# Goal
Copy out each line of the data holding "color".

- - - -

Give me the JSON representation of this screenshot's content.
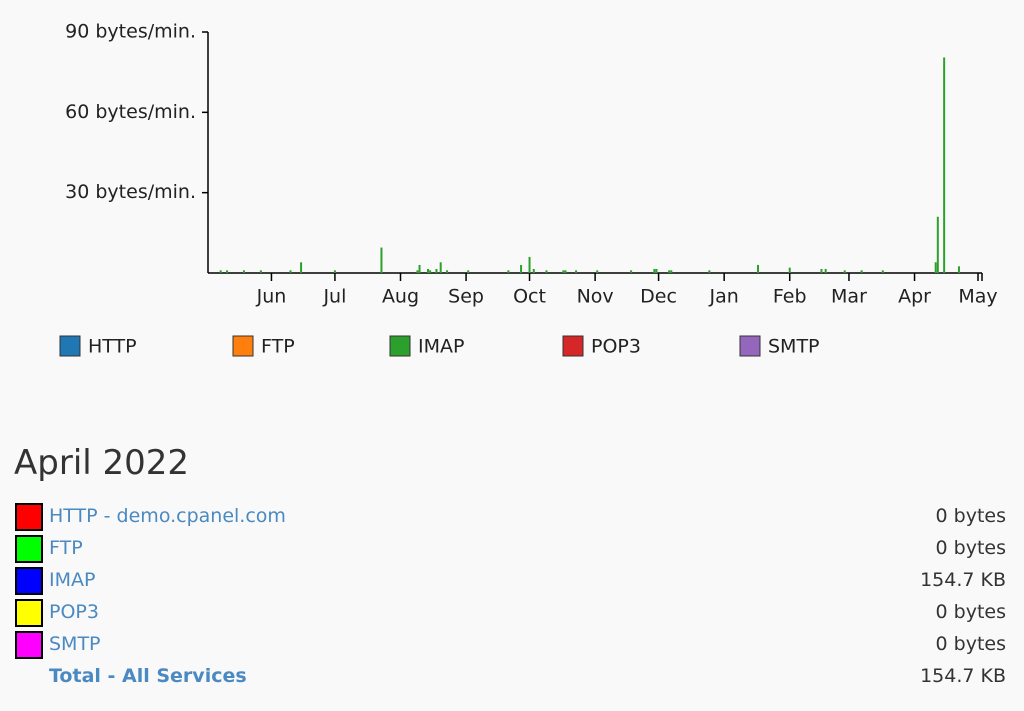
{
  "chart_data": {
    "type": "bar",
    "ylim": [
      0,
      90
    ],
    "yticks": [
      {
        "value": 30,
        "label": "30 bytes/min."
      },
      {
        "value": 60,
        "label": "60 bytes/min."
      },
      {
        "value": 90,
        "label": "90 bytes/min."
      }
    ],
    "categories": [
      null,
      null,
      null,
      null,
      null,
      null,
      null,
      null,
      null,
      null,
      null,
      null,
      null,
      null,
      null,
      null,
      null,
      null,
      null,
      null,
      null,
      null,
      null,
      null,
      null,
      null,
      null,
      null,
      null,
      null,
      "Jun",
      null,
      null,
      null,
      null,
      null,
      null,
      null,
      null,
      null,
      null,
      null,
      null,
      null,
      null,
      null,
      null,
      null,
      null,
      null,
      null,
      null,
      null,
      null,
      null,
      null,
      null,
      null,
      null,
      null,
      "Jul",
      null,
      null,
      null,
      null,
      null,
      null,
      null,
      null,
      null,
      null,
      null,
      null,
      null,
      null,
      null,
      null,
      null,
      null,
      null,
      null,
      null,
      null,
      null,
      null,
      null,
      null,
      null,
      null,
      null,
      null,
      "Aug",
      null,
      null,
      null,
      null,
      null,
      null,
      null,
      null,
      null,
      null,
      null,
      null,
      null,
      null,
      null,
      null,
      null,
      null,
      null,
      null,
      null,
      null,
      null,
      null,
      null,
      null,
      null,
      null,
      null,
      null,
      "Sep",
      null,
      null,
      null,
      null,
      null,
      null,
      null,
      null,
      null,
      null,
      null,
      null,
      null,
      null,
      null,
      null,
      null,
      null,
      null,
      null,
      null,
      null,
      null,
      null,
      null,
      null,
      null,
      null,
      null,
      "Oct",
      null,
      null,
      null,
      null,
      null,
      null,
      null,
      null,
      null,
      null,
      null,
      null,
      null,
      null,
      null,
      null,
      null,
      null,
      null,
      null,
      null,
      null,
      null,
      null,
      null,
      null,
      null,
      null,
      null,
      null,
      "Nov",
      null,
      null,
      null,
      null,
      null,
      null,
      null,
      null,
      null,
      null,
      null,
      null,
      null,
      null,
      null,
      null,
      null,
      null,
      null,
      null,
      null,
      null,
      null,
      null,
      null,
      null,
      null,
      null,
      null,
      "Dec",
      null,
      null,
      null,
      null,
      null,
      null,
      null,
      null,
      null,
      null,
      null,
      null,
      null,
      null,
      null,
      null,
      null,
      null,
      null,
      null,
      null,
      null,
      null,
      null,
      null,
      null,
      null,
      null,
      null,
      null,
      "Jan",
      null,
      null,
      null,
      null,
      null,
      null,
      null,
      null,
      null,
      null,
      null,
      null,
      null,
      null,
      null,
      null,
      null,
      null,
      null,
      null,
      null,
      null,
      null,
      null,
      null,
      null,
      null,
      null,
      null,
      null,
      "Feb",
      null,
      null,
      null,
      null,
      null,
      null,
      null,
      null,
      null,
      null,
      null,
      null,
      null,
      null,
      null,
      null,
      null,
      null,
      null,
      null,
      null,
      null,
      null,
      null,
      null,
      null,
      null,
      "Mar",
      null,
      null,
      null,
      null,
      null,
      null,
      null,
      null,
      null,
      null,
      null,
      null,
      null,
      null,
      null,
      null,
      null,
      null,
      null,
      null,
      null,
      null,
      null,
      null,
      null,
      null,
      null,
      null,
      null,
      null,
      "Apr",
      null,
      null,
      null,
      null,
      null,
      null,
      null,
      null,
      null,
      null,
      null,
      null,
      null,
      null,
      null,
      null,
      null,
      null,
      null,
      null,
      null,
      null,
      null,
      null,
      null,
      null,
      null,
      null,
      null,
      "May"
    ],
    "series": [
      {
        "name": "HTTP",
        "color": "#1f77b4"
      },
      {
        "name": "FTP",
        "color": "#ff7f0e"
      },
      {
        "name": "IMAP",
        "color": "#2ca02c",
        "values": [
          0,
          0,
          0,
          0,
          0,
          0,
          1,
          0,
          0,
          1,
          0,
          0,
          0,
          0,
          0,
          0,
          0,
          1,
          0,
          0,
          0,
          0,
          0,
          0,
          0,
          1,
          0,
          0,
          0,
          0,
          0,
          0,
          0,
          0,
          0,
          0,
          0,
          0,
          0,
          1,
          0,
          0,
          0,
          0,
          4,
          0,
          0,
          0,
          0,
          0,
          0,
          0,
          0,
          0,
          0,
          0,
          0,
          0,
          0,
          0,
          1,
          0,
          0,
          0,
          0,
          0,
          0,
          0,
          0,
          0,
          0,
          0,
          0,
          0,
          0,
          0,
          0,
          0,
          0,
          0,
          0,
          0,
          9.5,
          0,
          0,
          0,
          0,
          0,
          0,
          0,
          0,
          0,
          0,
          0,
          0,
          0,
          0,
          0,
          0,
          1,
          3,
          0,
          0,
          0,
          1.5,
          1,
          0,
          0,
          1.5,
          0,
          4,
          0,
          0,
          1,
          0,
          0,
          0,
          0,
          0,
          0,
          0,
          0,
          0,
          1,
          0,
          0,
          0,
          0,
          0,
          0,
          0,
          0,
          0,
          0,
          0,
          0,
          0,
          0,
          0,
          0,
          0,
          0,
          1,
          0,
          0,
          0,
          0,
          0,
          3,
          0,
          0,
          0,
          6,
          0,
          1.5,
          0,
          0,
          0,
          0,
          0,
          1,
          0,
          0,
          0,
          0,
          0,
          0,
          0,
          1,
          1,
          0,
          0,
          0,
          0,
          1,
          0,
          0,
          0,
          0,
          0,
          0,
          0,
          0,
          0,
          1,
          0,
          0,
          0,
          0,
          0,
          0,
          0,
          0,
          0,
          0,
          0,
          0,
          0,
          0,
          0,
          1,
          0,
          0,
          0,
          0,
          0,
          0,
          0,
          0,
          0,
          0,
          1.5,
          1.5,
          0,
          0,
          0,
          0,
          0,
          1,
          1,
          0,
          0,
          0,
          0,
          0,
          0,
          0,
          0,
          0,
          0,
          0,
          0,
          0,
          0,
          0,
          0,
          0,
          1,
          0,
          0,
          0,
          0,
          0,
          0,
          0,
          0,
          0,
          0,
          0,
          0,
          0,
          0,
          0,
          0,
          0,
          0,
          0,
          0,
          0,
          0,
          3,
          0,
          0,
          0,
          0,
          0,
          0,
          0,
          0,
          0,
          0,
          0,
          0,
          0,
          0,
          2,
          0,
          0,
          0,
          0,
          0,
          0,
          0,
          0,
          0,
          0,
          0,
          0,
          0,
          0,
          1.5,
          0,
          1.5,
          0,
          0,
          0,
          0,
          0,
          0,
          0,
          0,
          1,
          0,
          0,
          0,
          0,
          0,
          0,
          0,
          1,
          0,
          0,
          0,
          0,
          0,
          0,
          0,
          0,
          0,
          1,
          0,
          0,
          0,
          0,
          0,
          0,
          0,
          0,
          0,
          0,
          0,
          0,
          0,
          0,
          0,
          0,
          0,
          0,
          0,
          0,
          0,
          0,
          0,
          0,
          4,
          21,
          0,
          0,
          80.5,
          0,
          0,
          0,
          0,
          0,
          0,
          2.5,
          0,
          0,
          0,
          0,
          0,
          0,
          0,
          0,
          0
        ]
      },
      {
        "name": "POP3",
        "color": "#d62728"
      },
      {
        "name": "SMTP",
        "color": "#9467bd"
      }
    ]
  },
  "summary": {
    "title": "April 2022",
    "rows": [
      {
        "label": "HTTP - demo.cpanel.com",
        "color": "#ff0000",
        "value": "0 bytes"
      },
      {
        "label": "FTP",
        "color": "#00ff00",
        "value": "0 bytes"
      },
      {
        "label": "IMAP",
        "color": "#0000ff",
        "value": "154.7 KB"
      },
      {
        "label": "POP3",
        "color": "#ffff00",
        "value": "0 bytes"
      },
      {
        "label": "SMTP",
        "color": "#ff00ff",
        "value": "0 bytes"
      }
    ],
    "total": {
      "label": "Total - All Services",
      "value": "154.7 KB"
    }
  }
}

- - - -

# Task result
        "color": "#1f77b4"
        "color": "#ff7f0e"
        "color": "#2ca02c",
        "color": "#d62728"
        "color": "#9467bd"
        "color": "#ff0000",
        "color": "#00ff00",
        "color": "#0000ff",
        "color": "#ffff00",
        "color": "#ff00ff",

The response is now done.